▸ **Data for this task**
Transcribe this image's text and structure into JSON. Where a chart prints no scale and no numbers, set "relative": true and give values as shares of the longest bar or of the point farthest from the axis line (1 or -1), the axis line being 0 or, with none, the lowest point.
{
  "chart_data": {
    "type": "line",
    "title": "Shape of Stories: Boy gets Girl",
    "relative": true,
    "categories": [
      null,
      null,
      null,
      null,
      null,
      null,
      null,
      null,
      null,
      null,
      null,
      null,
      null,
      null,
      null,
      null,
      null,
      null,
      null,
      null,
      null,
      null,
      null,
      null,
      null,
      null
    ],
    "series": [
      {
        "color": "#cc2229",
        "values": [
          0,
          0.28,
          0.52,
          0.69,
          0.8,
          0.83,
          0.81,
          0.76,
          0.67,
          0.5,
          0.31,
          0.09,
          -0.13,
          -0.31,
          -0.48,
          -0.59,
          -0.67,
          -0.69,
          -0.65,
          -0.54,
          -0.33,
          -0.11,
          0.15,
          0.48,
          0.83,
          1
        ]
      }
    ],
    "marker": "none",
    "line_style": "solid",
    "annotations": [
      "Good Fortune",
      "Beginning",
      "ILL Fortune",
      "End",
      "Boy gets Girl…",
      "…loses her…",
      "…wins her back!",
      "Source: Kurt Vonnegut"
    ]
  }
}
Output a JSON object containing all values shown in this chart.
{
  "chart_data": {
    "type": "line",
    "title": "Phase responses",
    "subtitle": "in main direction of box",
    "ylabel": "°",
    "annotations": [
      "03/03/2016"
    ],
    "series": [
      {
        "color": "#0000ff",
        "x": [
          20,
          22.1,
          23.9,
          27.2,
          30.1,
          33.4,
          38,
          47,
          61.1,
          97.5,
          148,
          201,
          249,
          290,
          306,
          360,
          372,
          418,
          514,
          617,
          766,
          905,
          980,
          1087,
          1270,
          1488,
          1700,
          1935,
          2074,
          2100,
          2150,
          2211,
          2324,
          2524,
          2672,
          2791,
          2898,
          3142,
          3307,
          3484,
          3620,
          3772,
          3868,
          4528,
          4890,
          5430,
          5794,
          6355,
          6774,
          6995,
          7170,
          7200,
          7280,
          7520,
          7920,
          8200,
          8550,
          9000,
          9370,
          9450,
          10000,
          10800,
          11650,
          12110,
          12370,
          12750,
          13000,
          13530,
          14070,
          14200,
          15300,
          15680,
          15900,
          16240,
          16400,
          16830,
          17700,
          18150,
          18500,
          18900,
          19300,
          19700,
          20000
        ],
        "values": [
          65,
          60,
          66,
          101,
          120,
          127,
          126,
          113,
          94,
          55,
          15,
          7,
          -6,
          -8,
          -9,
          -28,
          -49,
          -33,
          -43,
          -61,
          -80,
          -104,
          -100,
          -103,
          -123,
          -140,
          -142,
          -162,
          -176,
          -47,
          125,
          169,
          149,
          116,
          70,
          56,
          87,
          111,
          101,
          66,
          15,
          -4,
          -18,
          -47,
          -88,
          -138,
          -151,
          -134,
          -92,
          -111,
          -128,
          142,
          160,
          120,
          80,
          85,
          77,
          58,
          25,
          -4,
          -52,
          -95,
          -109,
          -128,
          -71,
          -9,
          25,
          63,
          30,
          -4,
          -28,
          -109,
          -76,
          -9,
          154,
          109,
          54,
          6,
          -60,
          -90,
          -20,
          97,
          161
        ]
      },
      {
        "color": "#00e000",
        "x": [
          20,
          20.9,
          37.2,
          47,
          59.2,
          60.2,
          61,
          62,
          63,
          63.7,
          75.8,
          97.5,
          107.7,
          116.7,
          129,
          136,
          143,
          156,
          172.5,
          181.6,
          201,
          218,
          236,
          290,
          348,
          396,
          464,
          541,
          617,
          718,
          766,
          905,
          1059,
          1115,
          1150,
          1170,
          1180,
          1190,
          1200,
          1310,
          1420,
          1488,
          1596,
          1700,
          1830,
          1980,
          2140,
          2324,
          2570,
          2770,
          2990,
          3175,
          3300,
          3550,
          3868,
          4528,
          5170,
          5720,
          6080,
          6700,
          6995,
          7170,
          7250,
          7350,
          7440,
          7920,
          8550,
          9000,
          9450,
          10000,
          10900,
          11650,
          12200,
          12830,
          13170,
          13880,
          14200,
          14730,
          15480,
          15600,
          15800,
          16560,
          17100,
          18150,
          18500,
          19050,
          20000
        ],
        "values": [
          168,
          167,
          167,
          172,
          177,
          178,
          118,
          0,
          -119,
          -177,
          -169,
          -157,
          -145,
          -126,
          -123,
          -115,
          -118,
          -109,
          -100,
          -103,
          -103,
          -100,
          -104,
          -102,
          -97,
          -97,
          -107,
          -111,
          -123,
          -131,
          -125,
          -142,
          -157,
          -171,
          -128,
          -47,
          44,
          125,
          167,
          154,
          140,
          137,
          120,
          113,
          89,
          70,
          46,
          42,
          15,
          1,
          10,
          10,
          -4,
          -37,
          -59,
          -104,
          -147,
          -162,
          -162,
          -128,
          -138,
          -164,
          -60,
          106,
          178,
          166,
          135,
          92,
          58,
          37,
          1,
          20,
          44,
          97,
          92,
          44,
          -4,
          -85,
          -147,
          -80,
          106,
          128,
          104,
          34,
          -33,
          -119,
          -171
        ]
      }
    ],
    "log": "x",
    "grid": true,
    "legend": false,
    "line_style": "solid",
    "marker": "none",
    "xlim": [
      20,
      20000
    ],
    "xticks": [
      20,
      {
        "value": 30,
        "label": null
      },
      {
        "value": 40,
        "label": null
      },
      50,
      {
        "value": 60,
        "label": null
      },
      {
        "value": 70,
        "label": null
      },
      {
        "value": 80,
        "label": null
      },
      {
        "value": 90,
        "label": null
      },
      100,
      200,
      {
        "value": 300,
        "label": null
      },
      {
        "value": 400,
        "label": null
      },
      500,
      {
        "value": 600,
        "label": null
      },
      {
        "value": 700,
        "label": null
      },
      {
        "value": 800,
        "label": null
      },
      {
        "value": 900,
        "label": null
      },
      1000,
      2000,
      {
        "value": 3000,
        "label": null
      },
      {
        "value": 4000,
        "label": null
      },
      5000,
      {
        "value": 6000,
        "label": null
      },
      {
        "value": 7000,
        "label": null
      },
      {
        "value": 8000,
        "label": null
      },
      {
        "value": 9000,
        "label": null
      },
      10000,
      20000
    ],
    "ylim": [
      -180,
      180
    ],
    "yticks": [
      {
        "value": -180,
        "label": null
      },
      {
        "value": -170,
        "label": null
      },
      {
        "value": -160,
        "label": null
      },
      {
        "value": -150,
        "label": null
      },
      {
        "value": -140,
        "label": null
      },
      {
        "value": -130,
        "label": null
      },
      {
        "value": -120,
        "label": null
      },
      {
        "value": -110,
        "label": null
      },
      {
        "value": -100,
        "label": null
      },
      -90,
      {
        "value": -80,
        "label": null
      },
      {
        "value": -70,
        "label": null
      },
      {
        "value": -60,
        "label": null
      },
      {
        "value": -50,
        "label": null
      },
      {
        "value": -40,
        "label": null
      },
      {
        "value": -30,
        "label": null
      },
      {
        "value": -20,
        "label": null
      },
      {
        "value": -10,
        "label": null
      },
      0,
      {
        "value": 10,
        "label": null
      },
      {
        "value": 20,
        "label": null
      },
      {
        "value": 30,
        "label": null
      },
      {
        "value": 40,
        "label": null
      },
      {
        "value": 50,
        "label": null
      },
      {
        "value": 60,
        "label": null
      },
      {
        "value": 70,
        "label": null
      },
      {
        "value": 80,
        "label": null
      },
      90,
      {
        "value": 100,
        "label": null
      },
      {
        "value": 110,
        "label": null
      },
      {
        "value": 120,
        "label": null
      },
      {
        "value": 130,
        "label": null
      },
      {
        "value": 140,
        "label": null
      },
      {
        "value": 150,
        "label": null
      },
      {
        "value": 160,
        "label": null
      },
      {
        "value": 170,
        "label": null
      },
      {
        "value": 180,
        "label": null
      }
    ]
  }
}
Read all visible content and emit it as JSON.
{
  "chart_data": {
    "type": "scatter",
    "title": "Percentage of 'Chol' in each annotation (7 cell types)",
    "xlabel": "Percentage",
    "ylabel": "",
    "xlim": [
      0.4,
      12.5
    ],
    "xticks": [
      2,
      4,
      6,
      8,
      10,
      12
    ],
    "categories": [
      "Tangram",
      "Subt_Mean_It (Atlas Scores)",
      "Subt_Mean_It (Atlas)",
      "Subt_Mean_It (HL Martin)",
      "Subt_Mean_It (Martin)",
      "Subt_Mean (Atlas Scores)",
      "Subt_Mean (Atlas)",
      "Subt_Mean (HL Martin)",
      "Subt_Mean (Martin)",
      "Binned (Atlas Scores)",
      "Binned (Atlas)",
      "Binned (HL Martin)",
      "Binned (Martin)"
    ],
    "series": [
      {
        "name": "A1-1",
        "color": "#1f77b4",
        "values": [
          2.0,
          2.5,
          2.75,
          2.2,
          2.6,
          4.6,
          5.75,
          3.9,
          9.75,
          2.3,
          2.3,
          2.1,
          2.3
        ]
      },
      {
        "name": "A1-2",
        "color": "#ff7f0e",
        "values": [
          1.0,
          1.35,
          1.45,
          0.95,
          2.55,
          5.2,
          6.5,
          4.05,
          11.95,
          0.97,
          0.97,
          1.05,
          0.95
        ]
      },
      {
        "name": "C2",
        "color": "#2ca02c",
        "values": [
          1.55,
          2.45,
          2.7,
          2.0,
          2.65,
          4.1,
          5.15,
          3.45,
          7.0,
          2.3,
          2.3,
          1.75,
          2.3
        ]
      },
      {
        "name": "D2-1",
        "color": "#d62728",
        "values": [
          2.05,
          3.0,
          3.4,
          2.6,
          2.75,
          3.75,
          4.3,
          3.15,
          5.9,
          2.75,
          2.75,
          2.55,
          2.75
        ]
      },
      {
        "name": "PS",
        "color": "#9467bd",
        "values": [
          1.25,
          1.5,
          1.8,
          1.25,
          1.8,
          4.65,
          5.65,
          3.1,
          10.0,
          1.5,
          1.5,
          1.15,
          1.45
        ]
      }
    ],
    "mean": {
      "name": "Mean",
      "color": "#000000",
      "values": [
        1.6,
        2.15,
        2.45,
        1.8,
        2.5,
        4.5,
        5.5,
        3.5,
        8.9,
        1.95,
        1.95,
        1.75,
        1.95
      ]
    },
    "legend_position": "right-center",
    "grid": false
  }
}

▸ **The request**
Gather from the entries above all lines that include the string "JSON".

▸ **Finished exercise**
Transcribe this image's text and structure into JSON. Where a chart prints no scale and no numbers, set "relative": true and give values as shares of the longest bar or of the point farthest from the axis line (1 or -1), the axis line being 0 or, with none, the lowest point.
Output a JSON object containing all values shown in this chart.
Read all visible content and emit it as JSON.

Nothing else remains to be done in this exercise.